── Provided records ──

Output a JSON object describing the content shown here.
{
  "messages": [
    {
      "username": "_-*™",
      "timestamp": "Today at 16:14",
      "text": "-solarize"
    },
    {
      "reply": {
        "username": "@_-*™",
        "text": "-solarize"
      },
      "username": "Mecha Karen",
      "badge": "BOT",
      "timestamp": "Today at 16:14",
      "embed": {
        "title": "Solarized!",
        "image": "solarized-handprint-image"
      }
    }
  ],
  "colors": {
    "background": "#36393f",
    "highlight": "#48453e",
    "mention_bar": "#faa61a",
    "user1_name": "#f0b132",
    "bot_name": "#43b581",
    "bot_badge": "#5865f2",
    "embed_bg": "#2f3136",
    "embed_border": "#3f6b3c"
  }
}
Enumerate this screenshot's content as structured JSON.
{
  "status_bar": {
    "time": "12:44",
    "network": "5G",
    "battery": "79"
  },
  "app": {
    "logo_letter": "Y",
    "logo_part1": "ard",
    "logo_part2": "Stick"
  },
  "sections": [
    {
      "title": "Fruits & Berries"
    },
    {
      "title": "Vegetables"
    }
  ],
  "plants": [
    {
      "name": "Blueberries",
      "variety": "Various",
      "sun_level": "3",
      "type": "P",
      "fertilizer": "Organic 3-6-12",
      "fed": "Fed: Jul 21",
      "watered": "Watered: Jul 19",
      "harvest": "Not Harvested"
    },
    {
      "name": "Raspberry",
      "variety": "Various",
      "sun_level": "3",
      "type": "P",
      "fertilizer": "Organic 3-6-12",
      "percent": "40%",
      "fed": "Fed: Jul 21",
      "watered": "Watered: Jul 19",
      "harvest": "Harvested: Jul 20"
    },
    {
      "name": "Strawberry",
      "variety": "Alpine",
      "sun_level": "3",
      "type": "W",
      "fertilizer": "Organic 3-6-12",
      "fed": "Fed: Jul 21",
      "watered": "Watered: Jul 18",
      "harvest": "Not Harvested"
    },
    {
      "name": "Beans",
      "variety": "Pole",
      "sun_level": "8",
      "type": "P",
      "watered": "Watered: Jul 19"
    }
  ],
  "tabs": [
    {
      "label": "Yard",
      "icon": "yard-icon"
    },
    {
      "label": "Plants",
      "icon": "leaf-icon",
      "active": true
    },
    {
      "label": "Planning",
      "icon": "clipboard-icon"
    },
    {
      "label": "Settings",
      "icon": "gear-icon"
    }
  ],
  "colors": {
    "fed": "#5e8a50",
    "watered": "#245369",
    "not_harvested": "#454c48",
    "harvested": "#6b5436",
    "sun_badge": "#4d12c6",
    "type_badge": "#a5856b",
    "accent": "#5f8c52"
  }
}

───

Quote all the records exactly, please, leaving none out.

Output a JSON object describing the content shown here.
{
  "messages": [
    {
      "username": "_-*™",
      "timestamp": "Today at 16:14",
      "text": "-solarize"
    },
    {
      "reply": {
        "username": "@_-*™",
        "text": "-solarize"
      },
      "username": "Mecha Karen",
      "badge": "BOT",
      "timestamp": "Today at 16:14",
      "embed": {
        "title": "Solarized!",
        "image": "solarized-handprint-image"
      }
    }
  ],
  "colors": {
    "background": "#36393f",
    "highlight": "#48453e",
    "mention_bar": "#faa61a",
    "user1_name": "#f0b132",
    "bot_name": "#43b581",
    "bot_badge": "#5865f2",
    "embed_bg": "#2f3136",
    "embed_border": "#3f6b3c"
  }
}
Enumerate this screenshot's content as structured JSON.
{
  "status_bar": {
    "time": "12:44",
    "network": "5G",
    "battery": "79"
  },
  "app": {
    "logo_letter": "Y",
    "logo_part1": "ard",
    "logo_part2": "Stick"
  },
  "sections": [
    {
      "title": "Fruits & Berries"
    },
    {
      "title": "Vegetables"
    }
  ],
  "plants": [
    {
      "name": "Blueberries",
      "variety": "Various",
      "sun_level": "3",
      "type": "P",
      "fertilizer": "Organic 3-6-12",
      "fed": "Fed: Jul 21",
      "watered": "Watered: Jul 19",
      "harvest": "Not Harvested"
    },
    {
      "name": "Raspberry",
      "variety": "Various",
      "sun_level": "3",
      "type": "P",
      "fertilizer": "Organic 3-6-12",
      "percent": "40%",
      "fed": "Fed: Jul 21",
      "watered": "Watered: Jul 19",
      "harvest": "Harvested: Jul 20"
    },
    {
      "name": "Strawberry",
      "variety": "Alpine",
      "sun_level": "3",
      "type": "W",
      "fertilizer": "Organic 3-6-12",
      "fed": "Fed: Jul 21",
      "watered": "Watered: Jul 18",
      "harvest": "Not Harvested"
    },
    {
      "name": "Beans",
      "variety": "Pole",
      "sun_level": "8",
      "type": "P",
      "watered": "Watered: Jul 19"
    }
  ],
  "tabs": [
    {
      "label": "Yard",
      "icon": "yard-icon"
    },
    {
      "label": "Plants",
      "icon": "leaf-icon",
      "active": true
    },
    {
      "label": "Planning",
      "icon": "clipboard-icon"
    },
    {
      "label": "Settings",
      "icon": "gear-icon"
    }
  ],
  "colors": {
    "fed": "#5e8a50",
    "watered": "#245369",
    "not_harvested": "#454c48",
    "harvested": "#6b5436",
    "sun_badge": "#4d12c6",
    "type_badge": "#a5856b",
    "accent": "#5f8c52"
  }
}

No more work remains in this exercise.